▸ Listing

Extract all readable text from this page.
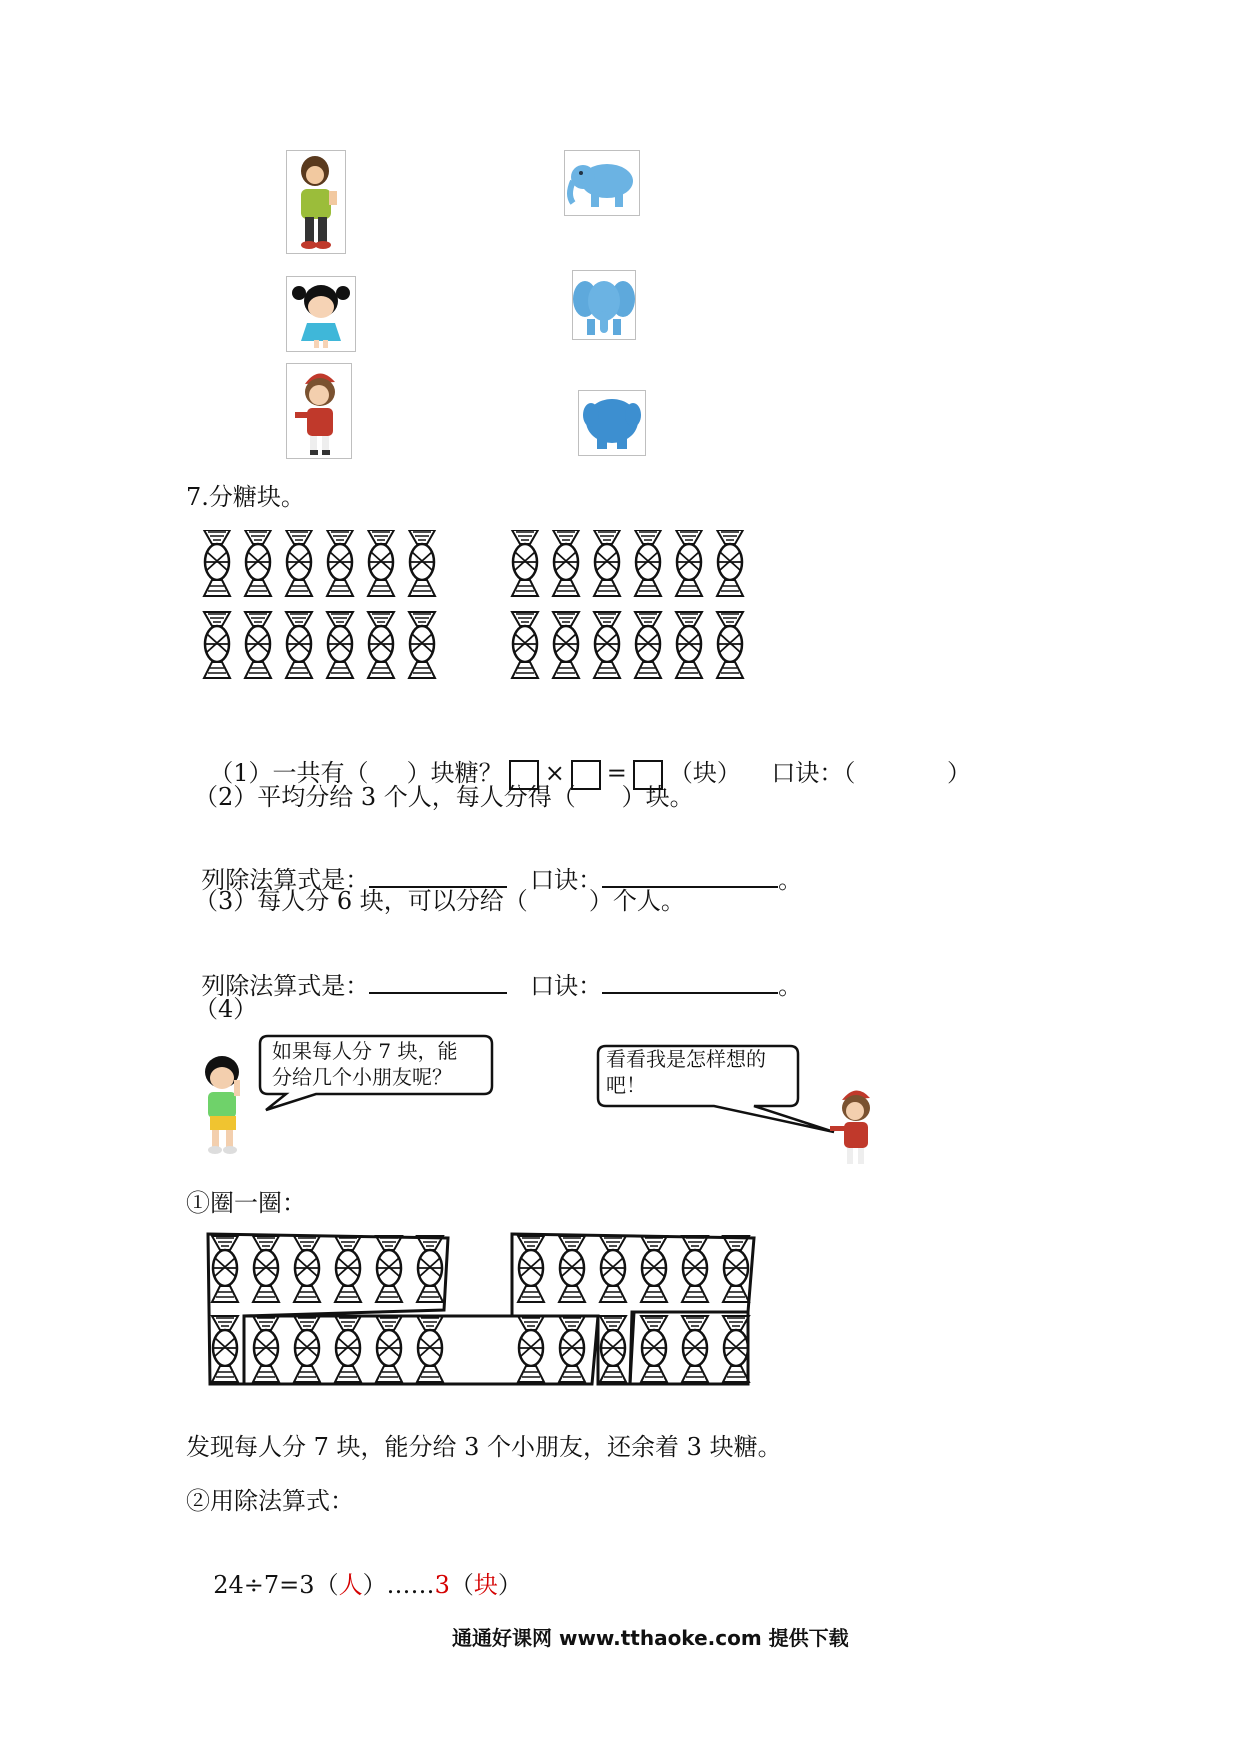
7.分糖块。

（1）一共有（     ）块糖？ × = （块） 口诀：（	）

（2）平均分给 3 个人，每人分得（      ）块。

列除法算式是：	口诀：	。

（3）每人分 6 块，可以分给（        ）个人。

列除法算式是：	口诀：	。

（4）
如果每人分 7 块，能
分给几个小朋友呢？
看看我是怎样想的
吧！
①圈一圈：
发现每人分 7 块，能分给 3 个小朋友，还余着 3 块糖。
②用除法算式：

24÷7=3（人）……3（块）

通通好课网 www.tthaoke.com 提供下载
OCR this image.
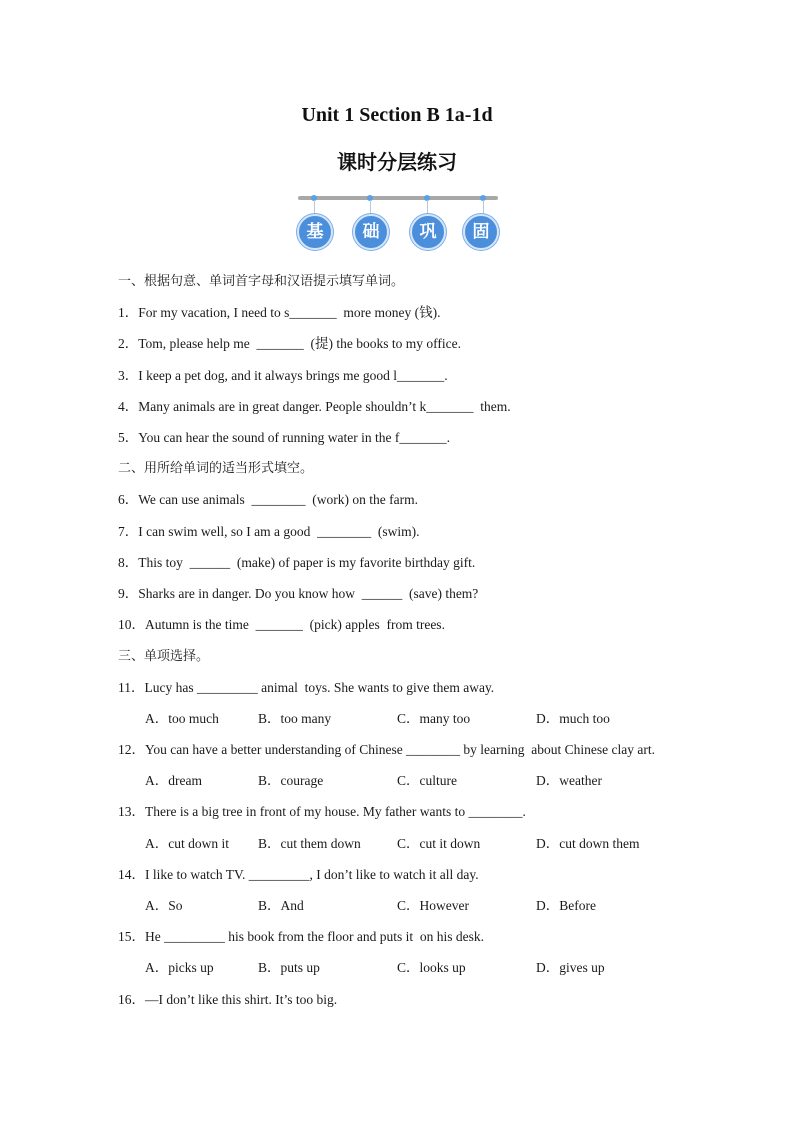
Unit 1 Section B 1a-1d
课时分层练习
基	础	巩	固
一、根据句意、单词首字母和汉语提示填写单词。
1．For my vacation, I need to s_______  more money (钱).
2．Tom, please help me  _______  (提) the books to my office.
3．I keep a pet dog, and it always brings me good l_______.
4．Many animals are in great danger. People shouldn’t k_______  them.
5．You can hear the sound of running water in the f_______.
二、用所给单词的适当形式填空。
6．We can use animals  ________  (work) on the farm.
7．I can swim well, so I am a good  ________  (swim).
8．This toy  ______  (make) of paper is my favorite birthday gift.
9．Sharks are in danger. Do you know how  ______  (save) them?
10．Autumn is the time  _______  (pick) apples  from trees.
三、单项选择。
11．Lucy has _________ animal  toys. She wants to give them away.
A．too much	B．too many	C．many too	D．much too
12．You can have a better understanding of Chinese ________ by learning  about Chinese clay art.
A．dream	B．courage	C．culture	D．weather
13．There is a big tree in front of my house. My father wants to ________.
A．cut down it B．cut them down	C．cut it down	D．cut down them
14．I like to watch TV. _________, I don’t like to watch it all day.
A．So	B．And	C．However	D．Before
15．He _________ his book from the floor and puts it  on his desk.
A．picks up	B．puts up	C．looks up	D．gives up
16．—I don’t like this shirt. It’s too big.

▸ Exercise goal
Without including any picture, repeat the data exactly.

▸ Finished answer
Extract all readable text from this page.
7.分糖块。

（1）一共有（     ）块糖？ × = （块） 口诀：（	）

（2）平均分给 3 个人，每人分得（      ）块。

列除法算式是：	口诀：	。

（3）每人分 6 块，可以分给（        ）个人。

列除法算式是：	口诀：	。

（4）
如果每人分 7 块，能
分给几个小朋友呢？
看看我是怎样想的
吧！
①圈一圈：
发现每人分 7 块，能分给 3 个小朋友，还余着 3 块糖。
②用除法算式：

24÷7=3（人）……3（块）

通通好课网 www.tthaoke.com 提供下载
OCR this image.
Unit 1 Section B 1a-1d
课时分层练习
基	础	巩	固
一、根据句意、单词首字母和汉语提示填写单词。
1．For my vacation, I need to s_______  more money (钱).
2．Tom, please help me  _______  (提) the books to my office.
3．I keep a pet dog, and it always brings me good l_______.
4．Many animals are in great danger. People shouldn’t k_______  them.
5．You can hear the sound of running water in the f_______.
二、用所给单词的适当形式填空。
6．We can use animals  ________  (work) on the farm.
7．I can swim well, so I am a good  ________  (swim).
8．This toy  ______  (make) of paper is my favorite birthday gift.
9．Sharks are in danger. Do you know how  ______  (save) them?
10．Autumn is the time  _______  (pick) apples  from trees.
三、单项选择。
11．Lucy has _________ animal  toys. She wants to give them away.
A．too much	B．too many	C．many too	D．much too
12．You can have a better understanding of Chinese ________ by learning  about Chinese clay art.
A．dream	B．courage	C．culture	D．weather
13．There is a big tree in front of my house. My father wants to ________.
A．cut down it B．cut them down	C．cut it down	D．cut down them
14．I like to watch TV. _________, I don’t like to watch it all day.
A．So	B．And	C．However	D．Before
15．He _________ his book from the floor and puts it  on his desk.
A．picks up	B．puts up	C．looks up	D．gives up
16．—I don’t like this shirt. It’s too big.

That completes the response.